Work task – Identify each line below that contains the word "JSON", and copy it out.

*** Block opens ***

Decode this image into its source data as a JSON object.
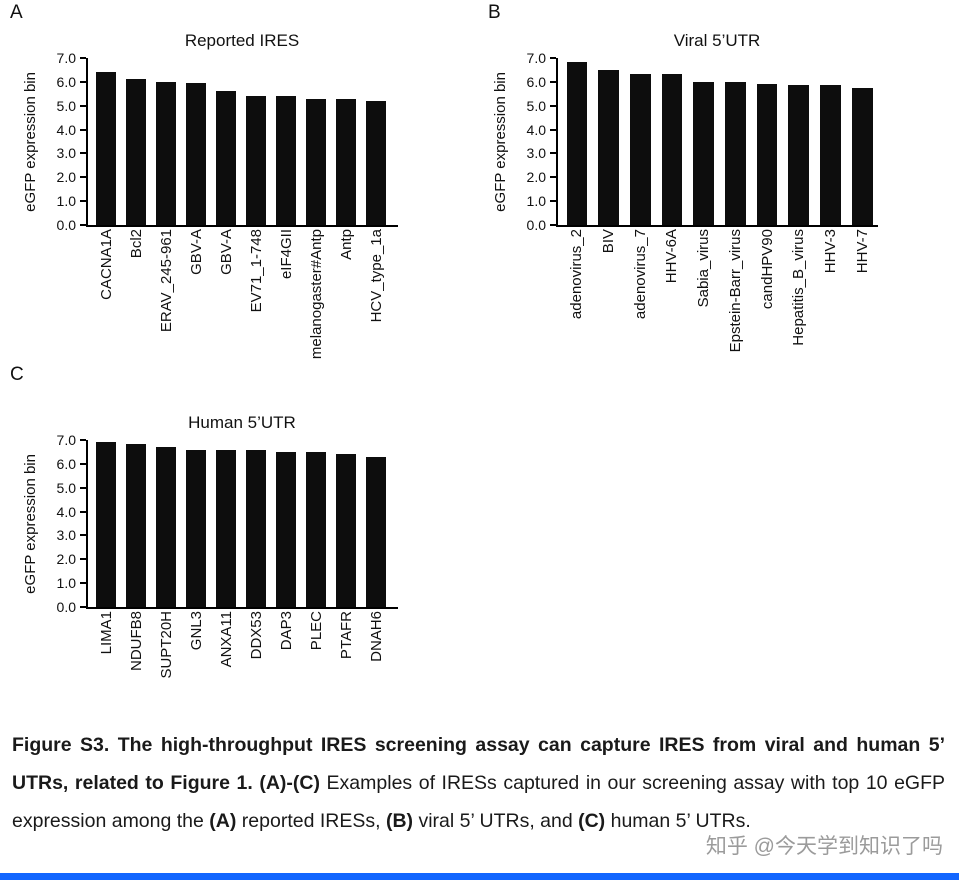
{
  "colors": {
    "bar": "#0d0d0d",
    "axis": "#000000",
    "caption_text": "#1a1a1a",
    "watermark": "#9b9b9b",
    "bottom_bar": "#1266ff"
  },
  "chart_data": [
    {
      "type": "bar",
      "panel_label": "A",
      "title": "Reported IRES",
      "xlabel": "",
      "ylabel": "eGFP expression bin",
      "ylim": [
        0,
        7
      ],
      "yticks": [
        "0.0",
        "1.0",
        "2.0",
        "3.0",
        "4.0",
        "5.0",
        "6.0",
        "7.0"
      ],
      "grid": false,
      "legend": "none",
      "bar_color": "#0d0d0d",
      "categories": [
        "CACNA1A",
        "Bcl2",
        "ERAV_245-961",
        "GBV-A",
        "GBV-A",
        "EV71_1-748",
        "eIF4GII",
        "melanogaster#Antp",
        "Antp",
        "HCV_type_1a"
      ],
      "values": [
        6.4,
        6.1,
        6.0,
        5.95,
        5.6,
        5.4,
        5.4,
        5.3,
        5.3,
        5.2
      ]
    },
    {
      "type": "bar",
      "panel_label": "B",
      "title": "Viral 5’UTR",
      "xlabel": "",
      "ylabel": "eGFP expression bin",
      "ylim": [
        0,
        7
      ],
      "yticks": [
        "0.0",
        "1.0",
        "2.0",
        "3.0",
        "4.0",
        "5.0",
        "6.0",
        "7.0"
      ],
      "grid": false,
      "legend": "none",
      "bar_color": "#0d0d0d",
      "categories": [
        "adenovirus_2",
        "BIV",
        "adenovirus_7",
        "HHV-6A",
        "Sabia_virus",
        "Epstein-Barr_virus",
        "candHPV90",
        "Hepatitis_B_virus",
        "HHV-3",
        "HHV-7"
      ],
      "values": [
        6.85,
        6.5,
        6.35,
        6.35,
        6.0,
        6.0,
        5.9,
        5.85,
        5.85,
        5.75
      ]
    },
    {
      "type": "bar",
      "panel_label": "C",
      "title": "Human 5’UTR",
      "xlabel": "",
      "ylabel": "eGFP expression bin",
      "ylim": [
        0,
        7
      ],
      "yticks": [
        "0.0",
        "1.0",
        "2.0",
        "3.0",
        "4.0",
        "5.0",
        "6.0",
        "7.0"
      ],
      "grid": false,
      "legend": "none",
      "bar_color": "#0d0d0d",
      "categories": [
        "LIMA1",
        "NDUFB8",
        "SUPT20H",
        "GNL3",
        "ANXA11",
        "DDX53",
        "DAP3",
        "PLEC",
        "PTAFR",
        "DNAH6"
      ],
      "values": [
        6.9,
        6.85,
        6.7,
        6.6,
        6.6,
        6.6,
        6.5,
        6.5,
        6.4,
        6.3
      ]
    }
  ],
  "caption": {
    "segments": [
      {
        "text": "Figure S3. The high-throughput IRES screening assay can capture IRES from viral and human 5’ UTRs, related to Figure 1. (A)-(C) ",
        "bold": true
      },
      {
        "text": "Examples of IRESs captured in our screening assay with top 10 eGFP expression among the ",
        "bold": false
      },
      {
        "text": "(A)",
        "bold": true
      },
      {
        "text": " reported IRESs, ",
        "bold": false
      },
      {
        "text": "(B)",
        "bold": true
      },
      {
        "text": " viral 5’ UTRs, and ",
        "bold": false
      },
      {
        "text": "(C)",
        "bold": true
      },
      {
        "text": " human 5’ UTRs.",
        "bold": false
      }
    ]
  },
  "watermark": {
    "text": "知乎 @今天学到知识了吗"
  }
}
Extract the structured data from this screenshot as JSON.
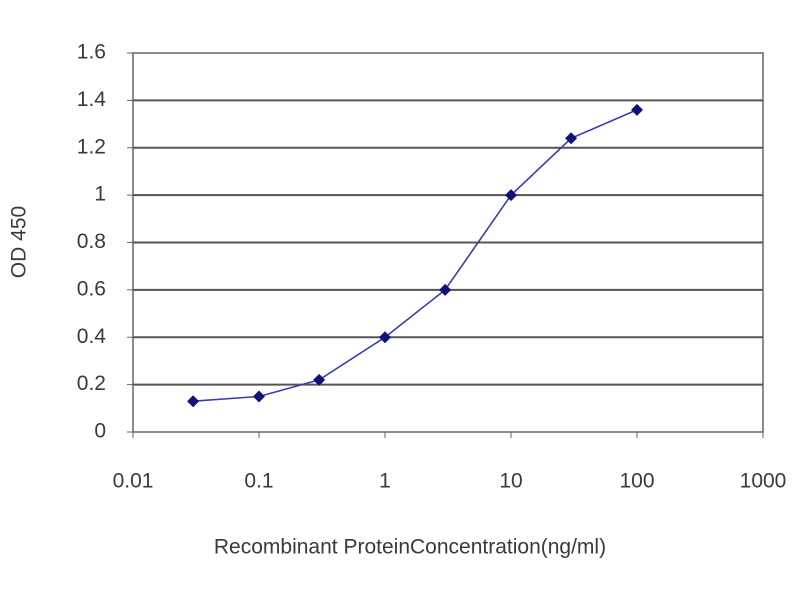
{
  "chart_data": {
    "type": "line",
    "x_label": "Recombinant ProteinConcentration(ng/ml)",
    "y_label": "OD 450",
    "x": [
      0.03,
      0.1,
      0.3,
      1,
      3,
      10,
      30,
      100
    ],
    "values": [
      0.13,
      0.15,
      0.22,
      0.4,
      0.6,
      1.0,
      1.24,
      1.36
    ],
    "color": "#3b3bb0",
    "marker_color": "#10107a",
    "xscale": "log",
    "xlim": [
      0.01,
      1000
    ],
    "xticks": [
      0.01,
      0.1,
      1,
      10,
      100,
      1000
    ],
    "ylim": [
      0,
      1.6
    ],
    "yticks": [
      0,
      0.2,
      0.4,
      0.6,
      0.8,
      1,
      1.2,
      1.4,
      1.6
    ],
    "grid": true
  }
}
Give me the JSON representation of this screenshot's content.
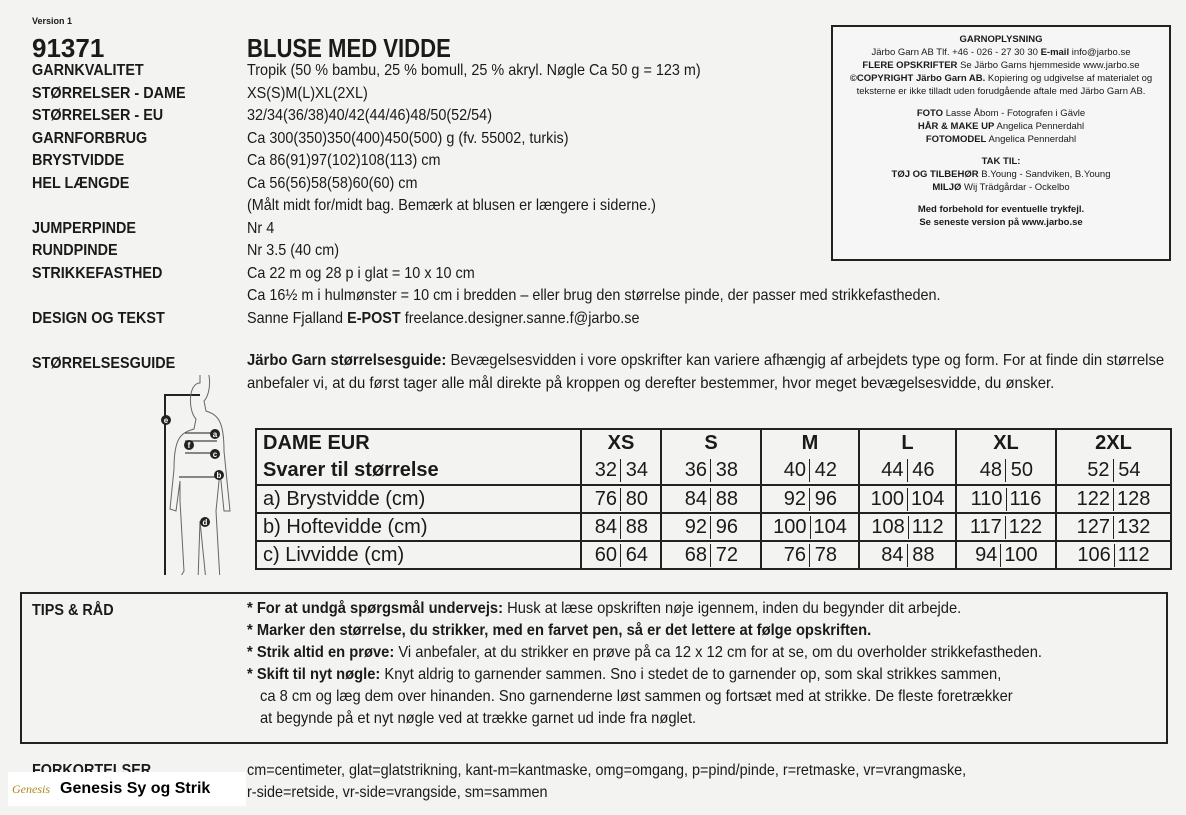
{
  "header": {
    "version": "Version 1",
    "number": "91371",
    "title": "BLUSE MED VIDDE"
  },
  "specs": [
    {
      "label": "GARNKVALITET",
      "value": "Tropik (50 % bambu, 25 % bomull, 25 % akryl. Nøgle Ca 50 g = 123 m)"
    },
    {
      "label": "STØRRELSER - DAME",
      "value": "XS(S)M(L)XL(2XL)"
    },
    {
      "label": "STØRRELSER - EU",
      "value": "32/34(36/38)40/42(44/46)48/50(52/54)"
    },
    {
      "label": "GARNFORBRUG",
      "value": "Ca 300(350)350(400)450(500) g (fv. 55002, turkis)"
    },
    {
      "label": "BRYSTVIDDE",
      "value": "Ca 86(91)97(102)108(113) cm"
    },
    {
      "label": "HEL LÆNGDE",
      "value": "Ca 56(56)58(58)60(60) cm"
    },
    {
      "label": "",
      "value": "(Målt midt for/midt bag. Bemærk at blusen er længere i siderne.)"
    },
    {
      "label": "JUMPERPINDE",
      "value": "Nr 4"
    },
    {
      "label": "RUNDPINDE",
      "value": "Nr 3.5 (40 cm)"
    },
    {
      "label": "STRIKKEFASTHED",
      "value": "Ca 22 m og 28 p i glat = 10 x 10 cm"
    },
    {
      "label": "",
      "value": "Ca 16½ m i hulmønster = 10 cm i bredden – eller brug den størrelse pinde, der passer med strikkefastheden."
    }
  ],
  "design": {
    "label": "DESIGN OG TEKST",
    "name": "Sanne Fjalland",
    "email_label": "E-POST",
    "email": "freelance.designer.sanne.f@jarbo.se"
  },
  "infobox": {
    "title": "GARNOPLYSNING",
    "line1_text": "Järbo Garn AB Tlf. +46 - 026 - 27 30 30",
    "line1_bold": "E-mail",
    "line1_end": "info@jarbo.se",
    "line2_bold": "FLERE OPSKRIFTER",
    "line2_text": "Se Järbo Garns hjemmeside www.jarbo.se",
    "line3_bold": "©COPYRIGHT Järbo Garn AB.",
    "line3_text": "Kopiering og udgivelse af materialet og",
    "line4": "teksterne er ikke tilladt uden forudgående aftale med Järbo Garn AB.",
    "foto_bold": "FOTO",
    "foto": "Lasse Åbom - Fotografen i Gävle",
    "haar_bold": "HÅR & MAKE UP",
    "haar": "Angelica Pennerdahl",
    "model_bold": "FOTOMODEL",
    "model": "Angelica Pennerdahl",
    "tak": "TAK TIL:",
    "toj_bold": "TØJ OG TILBEHØR",
    "toj": "B.Young - Sandviken, B.Young",
    "miljo_bold": "MILJØ",
    "miljo": "Wij Trädgårdar - Ockelbo",
    "note1": "Med forbehold for eventuelle trykfejl.",
    "note2": "Se seneste version på www.jarbo.se"
  },
  "guide": {
    "label": "STØRRELSESGUIDE",
    "intro_bold": "Järbo Garn størrelsesguide:",
    "intro": "Bevægelsesvidden i vore opskrifter kan variere afhængig af arbejdets type og form. For at finde din størrelse anbefaler vi, at du først tager alle mål direkte på kroppen og derefter bestemmer, hvor meget bevægelsesvidde, du ønsker.",
    "figure_markers": [
      "a",
      "b",
      "c",
      "d",
      "e",
      "f"
    ]
  },
  "size_table": {
    "header_label": "DAME EUR",
    "sizes": [
      "XS",
      "S",
      "M",
      "L",
      "XL",
      "2XL"
    ],
    "sub_label": "Svarer til størrelse",
    "eu": [
      [
        "32",
        "34"
      ],
      [
        "36",
        "38"
      ],
      [
        "40",
        "42"
      ],
      [
        "44",
        "46"
      ],
      [
        "48",
        "50"
      ],
      [
        "52",
        "54"
      ]
    ],
    "rows": [
      {
        "label": "a) Brystvidde  (cm)",
        "values": [
          [
            "76",
            "80"
          ],
          [
            "84",
            "88"
          ],
          [
            "92",
            "96"
          ],
          [
            "100",
            "104"
          ],
          [
            "110",
            "116"
          ],
          [
            "122",
            "128"
          ]
        ]
      },
      {
        "label": "b) Hoftevidde (cm)",
        "values": [
          [
            "84",
            "88"
          ],
          [
            "92",
            "96"
          ],
          [
            "100",
            "104"
          ],
          [
            "108",
            "112"
          ],
          [
            "117",
            "122"
          ],
          [
            "127",
            "132"
          ]
        ]
      },
      {
        "label": "c) Livvidde (cm)",
        "values": [
          [
            "60",
            "64"
          ],
          [
            "68",
            "72"
          ],
          [
            "76",
            "78"
          ],
          [
            "84",
            "88"
          ],
          [
            "94",
            "100"
          ],
          [
            "106",
            "112"
          ]
        ]
      }
    ]
  },
  "tips": {
    "label": "TIPS & RÅD",
    "items": [
      {
        "bold": "* For at undgå spørgsmål undervejs:",
        "text": "Husk at læse opskriften nøje igennem, inden du begynder dit arbejde."
      },
      {
        "bold": "* Marker den størrelse, du strikker, med en farvet pen, så er det lettere at følge opskriften.",
        "text": ""
      },
      {
        "bold": "* Strik altid en prøve:",
        "text": "Vi anbefaler, at du strikker en prøve på ca 12 x 12 cm for at se, om du overholder strikkefastheden."
      },
      {
        "bold": "* Skift til nyt nøgle:",
        "text": "Knyt aldrig to garnender sammen. Sno i stedet de to garnender op, som skal strikkes sammen,"
      }
    ],
    "cont": [
      "ca 8 cm og læg dem over hinanden. Sno garnenderne løst sammen og fortsæt med at strikke. De fleste foretrækker",
      "at begynde på et nyt nøgle ved at trække garnet ud inde fra nøglet."
    ]
  },
  "abbrev": {
    "label": "FORKORTELSER",
    "line1": "cm=centimeter, glat=glatstrikning, kant-m=kantmaske, omg=omgang, p=pind/pinde, r=retmaske, vr=vrangmaske,",
    "line2": "r-side=retside, vr-side=vrangside, sm=sammen"
  },
  "watermark": {
    "logo": "Genesis",
    "name": "Genesis Sy og Strik"
  }
}
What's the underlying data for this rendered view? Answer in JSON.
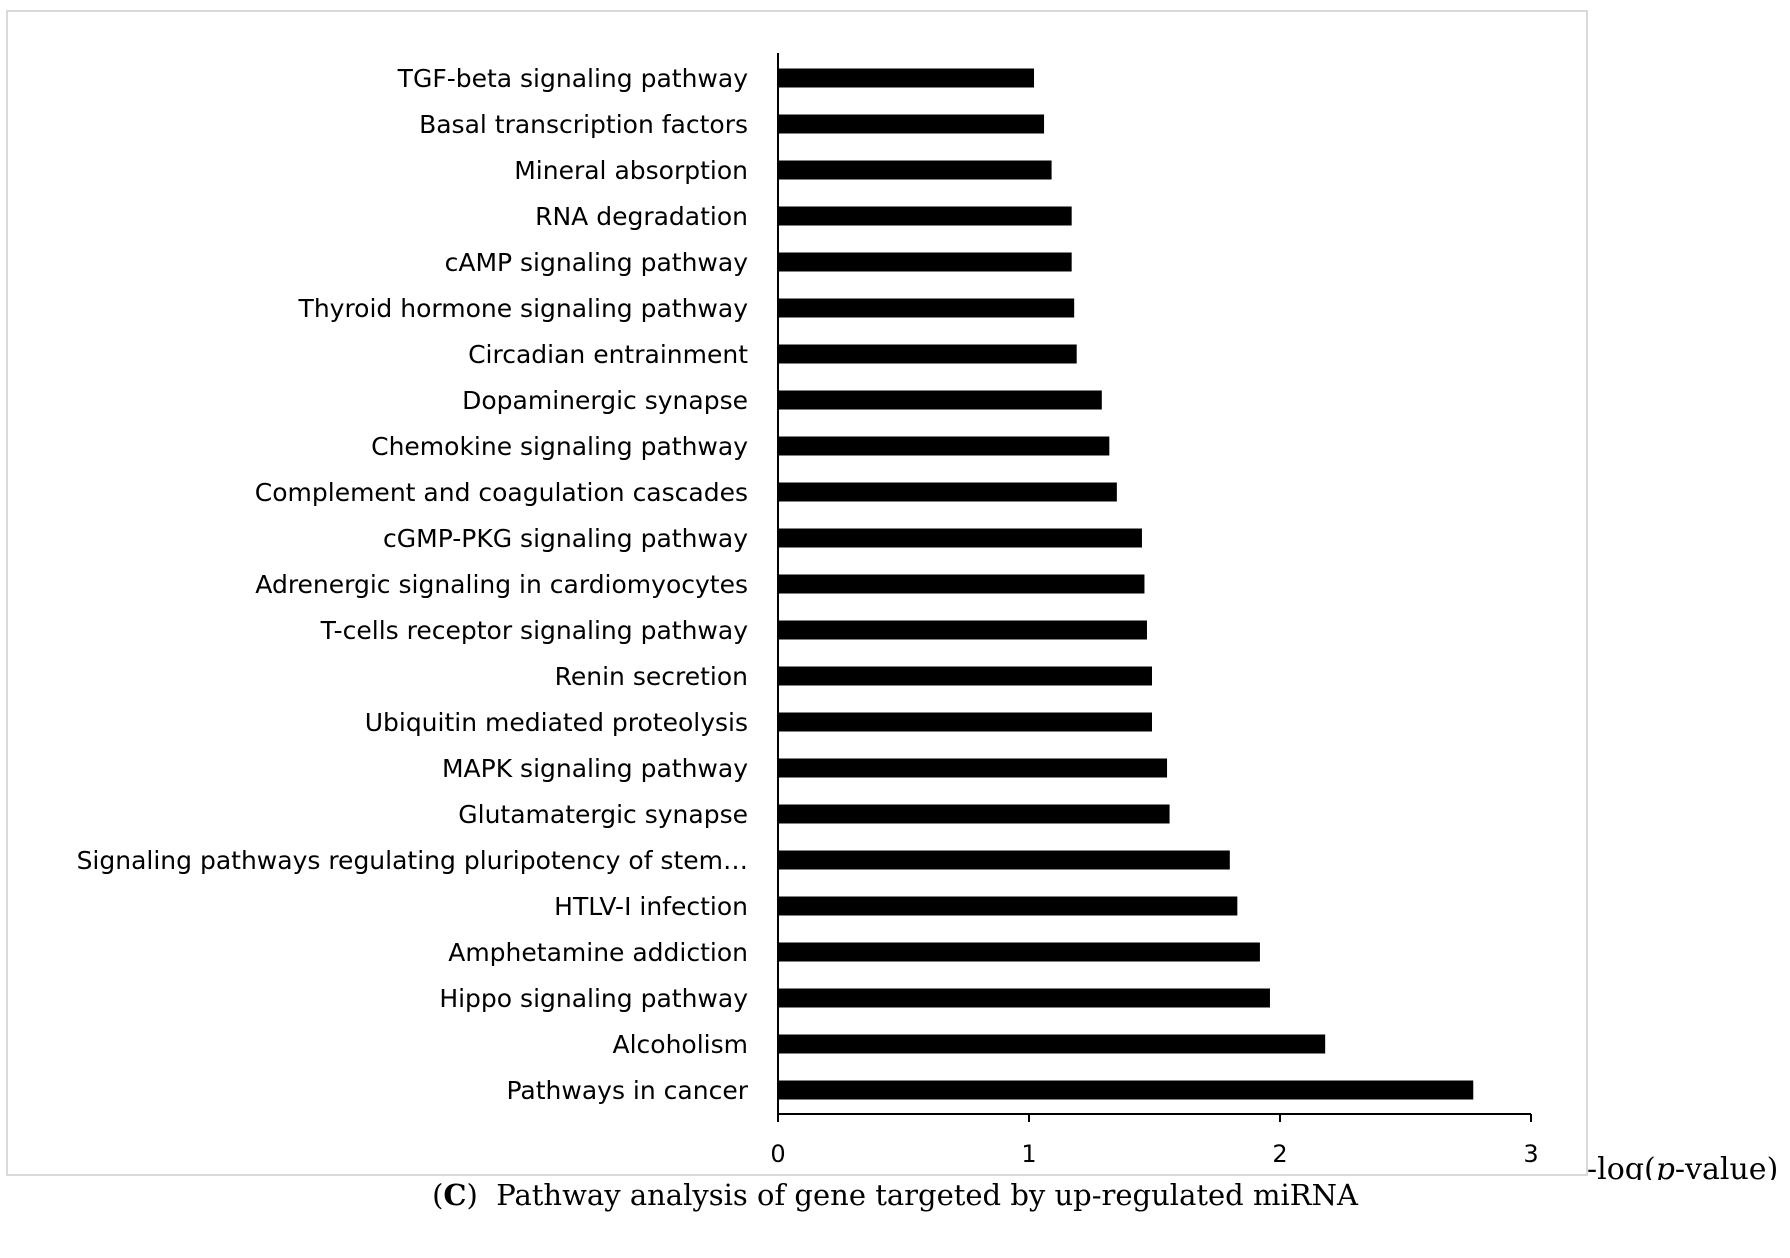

*** Block closes ***

Your solution –
Decode this image into its source data as a JSON object.
Extract the structured data from this screenshot as JSON.
Give me the JSON representation of this screenshot's content.
What's the underlying data for this rendered view? Answer in JSON.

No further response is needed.